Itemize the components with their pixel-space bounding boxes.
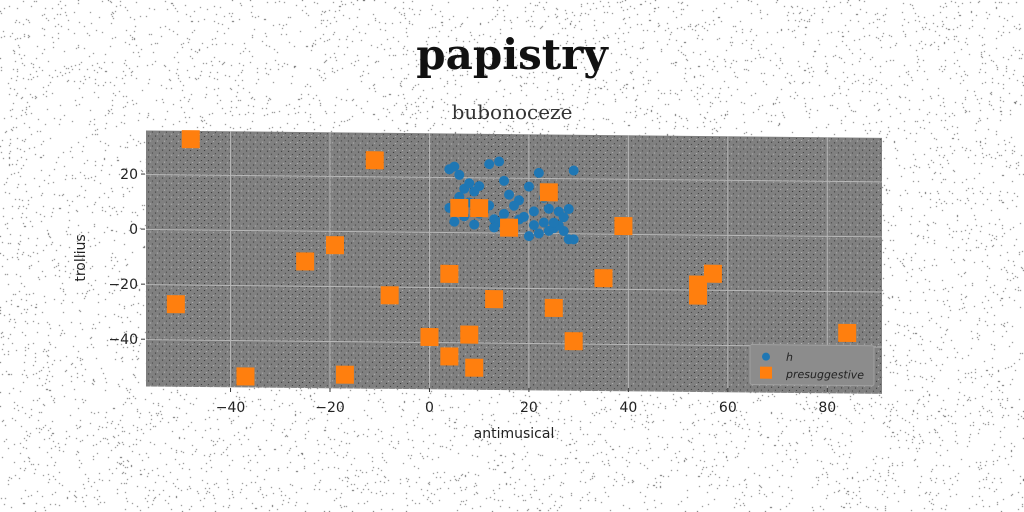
scatter-point-h <box>563 204 574 215</box>
scatter-point-h <box>469 186 480 197</box>
scatter-point-presuggestive <box>296 252 315 271</box>
scatter-point-presuggestive <box>470 199 489 218</box>
scatter-point-presuggestive <box>838 323 857 343</box>
y-tick-label: −40 <box>108 332 138 348</box>
x-tick-label: 60 <box>719 400 737 416</box>
scatter-point-presuggestive <box>325 236 344 255</box>
scatter-point-presuggestive <box>544 298 563 318</box>
chart-subtitle: bubonoceze <box>451 100 573 124</box>
scatter-point-h <box>543 225 554 236</box>
scatter-point-h <box>523 181 534 192</box>
y-tick-label: −20 <box>108 277 138 293</box>
y-tick-label: 0 <box>129 222 138 238</box>
scatter-point-presuggestive <box>335 365 354 384</box>
grid-line-y <box>146 174 882 183</box>
x-tick-label: −40 <box>216 400 246 416</box>
scatter-point-h <box>528 206 539 217</box>
scatter-point-presuggestive <box>485 290 504 309</box>
scatter-point-presuggestive <box>450 198 469 218</box>
scatter-point-h <box>494 156 505 167</box>
scatter-point-presuggestive <box>440 264 459 283</box>
scatter-point-presuggestive <box>703 264 722 283</box>
scatter-point-presuggestive <box>166 295 185 314</box>
scatter-point-h <box>484 159 495 170</box>
chart-title: papistry <box>416 30 608 79</box>
x-tick-label: −20 <box>315 400 345 416</box>
scatter-point-h <box>499 208 510 219</box>
legend: h presuggestive <box>749 344 875 387</box>
scatter-point-presuggestive <box>380 286 399 305</box>
scatter-point-presuggestive <box>420 327 439 347</box>
scatter-point-h <box>489 222 500 233</box>
legend-label-presuggestive: presuggestive <box>785 368 864 382</box>
grid-line-y <box>146 284 882 293</box>
y-axis-ticks: −40 −20 0 20 <box>108 167 145 348</box>
scatter-point-presuggestive <box>564 332 583 351</box>
scatter-point-presuggestive <box>539 183 558 202</box>
legend-box <box>749 344 875 387</box>
legend-marker-h <box>762 352 770 361</box>
scatter-point-h <box>568 165 579 176</box>
scatter-point-h <box>454 169 465 180</box>
scatter-point-h <box>533 228 544 239</box>
scatter-point-h <box>568 234 579 245</box>
scatter-point-h <box>523 231 534 242</box>
scatter-point-presuggestive <box>465 358 484 377</box>
scatter-point-presuggestive <box>236 367 255 386</box>
scatter-point-presuggestive <box>689 286 707 305</box>
y-axis-label: trollius <box>73 234 89 281</box>
x-axis-label: antimusical <box>474 426 555 442</box>
scatter-point-presuggestive <box>365 151 384 170</box>
scatter-point-h <box>449 216 460 227</box>
scatter-point-h <box>499 175 510 186</box>
scatter-point-h <box>528 220 539 231</box>
scatter-point-h <box>464 178 475 189</box>
y-tick-label: 20 <box>120 167 138 183</box>
scatter-point-h <box>558 212 569 223</box>
x-axis-ticks: −40 −20 0 20 40 60 80 <box>216 388 836 416</box>
scatter-point-h <box>509 200 519 211</box>
scatter-point-h <box>548 217 559 228</box>
x-tick-label: 20 <box>520 400 538 416</box>
legend-label-h: h <box>786 351 793 364</box>
x-tick-label: 80 <box>818 400 836 416</box>
scatter-point-h <box>538 217 549 228</box>
scatter-point-presuggestive <box>500 218 519 237</box>
data-points <box>166 130 857 386</box>
scatter-point-presuggestive <box>614 216 633 236</box>
scatter-point-presuggestive <box>181 130 200 149</box>
scatter-point-h <box>533 167 544 178</box>
x-tick-label: 0 <box>425 400 434 416</box>
scatter-point-presuggestive <box>594 269 613 288</box>
legend-marker-presuggestive <box>760 366 772 379</box>
scatter-point-h <box>543 203 554 214</box>
scatter-point-presuggestive <box>460 325 479 344</box>
scatter-point-h <box>469 219 480 230</box>
scatter-point-h <box>504 189 515 200</box>
x-tick-label: 40 <box>619 400 637 416</box>
scatter-point-h <box>449 161 460 172</box>
scatter-point-presuggestive <box>440 347 459 366</box>
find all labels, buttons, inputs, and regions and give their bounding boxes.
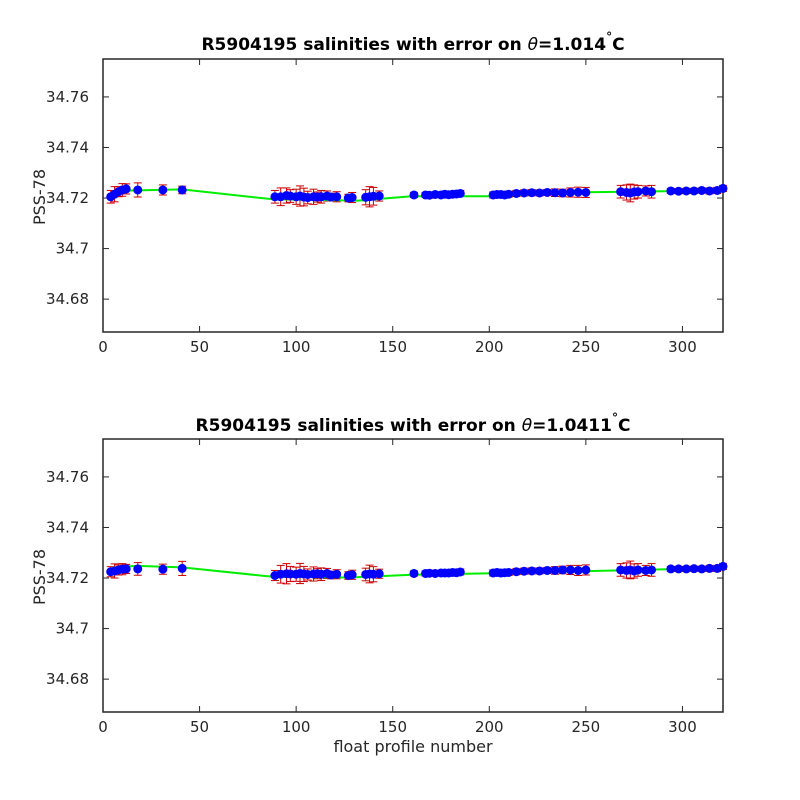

[STATED TASK] Render every line of the rows above as a Markdown table with the columns Number and Entry, numbering the lines in order and leaving out blank lines and the pictures.

[RESPONSE BELOW]
| Number | Entry |
|---|---|
| 1 | Itemize the components with their pixel-space bounding boxes. |
| 2 | scatter-point-h <box>563 204 574 215</box> |
| 3 | scatter-point-h <box>469 186 480 197</box> |
| 4 | scatter-point-presuggestive <box>296 252 315 271</box> |
| 5 | scatter-point-presuggestive <box>470 199 489 218</box> |
| 6 | scatter-point-presuggestive <box>838 323 857 343</box> |
| 7 | y-tick-label: −40 <box>108 332 138 348</box> |
| 8 | x-tick-label: 60 <box>719 400 737 416</box> |
| 9 | scatter-point-presuggestive <box>325 236 344 255</box> |
| 10 | scatter-point-presuggestive <box>544 298 563 318</box> |
| 11 | chart-subtitle: bubonoceze <box>451 100 573 124</box> |
| 12 | scatter-point-h <box>543 225 554 236</box> |
| 13 | scatter-point-h <box>523 181 534 192</box> |
| 14 | y-tick-label: −20 <box>108 277 138 293</box> |
| 15 | y-tick-label: 0 <box>129 222 138 238</box> |
| 16 | scatter-point-presuggestive <box>335 365 354 384</box> |
| 17 | grid-line-y <box>146 174 882 183</box> |
| 18 | x-tick-label: −40 <box>216 400 246 416</box> |
| 19 | scatter-point-h <box>528 206 539 217</box> |
| 20 | scatter-point-presuggestive <box>485 290 504 309</box> |
| 21 | scatter-point-presuggestive <box>450 198 469 218</box> |
| 22 | scatter-point-h <box>494 156 505 167</box> |
| 23 | scatter-point-presuggestive <box>440 264 459 283</box> |
| 24 | scatter-point-presuggestive <box>703 264 722 283</box> |
| 25 | scatter-point-presuggestive <box>166 295 185 314</box> |
| 26 | scatter-point-h <box>484 159 495 170</box> |
| 27 | chart-title: papistry <box>416 30 608 79</box> |
| 28 | x-tick-label: −20 <box>315 400 345 416</box> |
| 29 | scatter-point-h <box>499 208 510 219</box> |
| 30 | legend: h presuggestive <box>749 344 875 387</box> |
| 31 | scatter-point-presuggestive <box>380 286 399 305</box> |
| 32 | scatter-point-presuggestive <box>420 327 439 347</box> |
| 33 | scatter-point-h <box>489 222 500 233</box> |
| 34 | legend-label-presuggestive: presuggestive <box>785 368 864 382</box> |
| 35 | grid-line-y <box>146 284 882 293</box> |
| 36 | y-axis-ticks: −40 −20 0 20 <box>108 167 145 348</box> |
| 37 | scatter-point-presuggestive <box>564 332 583 351</box> |
| 38 | scatter-point-presuggestive <box>539 183 558 202</box> |
| 39 | legend-box <box>749 344 875 387</box> |
| 40 | legend-marker-h <box>762 352 770 361</box> |
| 41 | scatter-point-h <box>568 165 579 176</box> |
| 42 | scatter-point-h <box>454 169 465 180</box> |
| 43 | scatter-point-h <box>533 228 544 239</box> |
| 44 | scatter-point-h <box>568 234 579 245</box> |
| 45 | scatter-point-h <box>523 231 534 242</box> |
| 46 | scatter-point-presuggestive <box>465 358 484 377</box> |
| 47 | scatter-point-presuggestive <box>236 367 255 386</box> |
| 48 | scatter-point-presuggestive <box>689 286 707 305</box> |
| 49 | y-axis-label: trollius <box>73 234 89 281</box> |
| 50 | x-axis-label: antimusical <box>474 426 555 442</box> |
| 51 | scatter-point-presuggestive <box>365 151 384 170</box> |
| 52 | scatter-point-h <box>449 216 460 227</box> |
| 53 | scatter-point-h <box>499 175 510 186</box> |
| 54 | scatter-point-h <box>528 220 539 231</box> |
| 55 | scatter-point-h <box>464 178 475 189</box> |
| 56 | y-tick-label: 20 <box>120 167 138 183</box> |
| 57 | scatter-point-h <box>558 212 569 223</box> |
| 58 | x-axis-ticks: −40 −20 0 20 40 60 80 <box>216 388 836 416</box> |
| 59 | scatter-point-h <box>509 200 519 211</box> |
| 60 | scatter-point-h <box>548 217 559 228</box> |
| 61 | x-tick-label: 20 <box>520 400 538 416</box> |
| 62 | legend-label-h: h <box>786 351 793 364</box> |
| 63 | x-tick-label: 80 <box>818 400 836 416</box> |
| 64 | scatter-point-h <box>538 217 549 228</box> |
| 65 | scatter-point-presuggestive <box>500 218 519 237</box> |
| 66 | data-points <box>166 130 857 386</box> |
| 67 | scatter-point-presuggestive <box>614 216 633 236</box> |
| 68 | scatter-point-presuggestive <box>181 130 200 149</box> |
| 69 | scatter-point-h <box>533 167 544 178</box> |
| 70 | x-tick-label: 0 <box>425 400 434 416</box> |
| 71 | scatter-point-presuggestive <box>594 269 613 288</box> |
| 72 | legend-marker-presuggestive <box>760 366 772 379</box> |
| 73 | scatter-point-h <box>543 203 554 214</box> |
| 74 | scatter-point-presuggestive <box>460 325 479 344</box> |
| 75 | scatter-point-h <box>469 219 480 230</box> |
| 76 | scatter-point-h <box>504 189 515 200</box> |
| 77 | x-tick-label: 40 <box>619 400 637 416</box> |
| 78 | scatter-point-h <box>449 161 460 172</box> |
| 79 | scatter-point-presuggestive <box>440 347 459 366</box> |
| 80 | find all labels, buttons, inputs, and regions and give their bounding boxes. |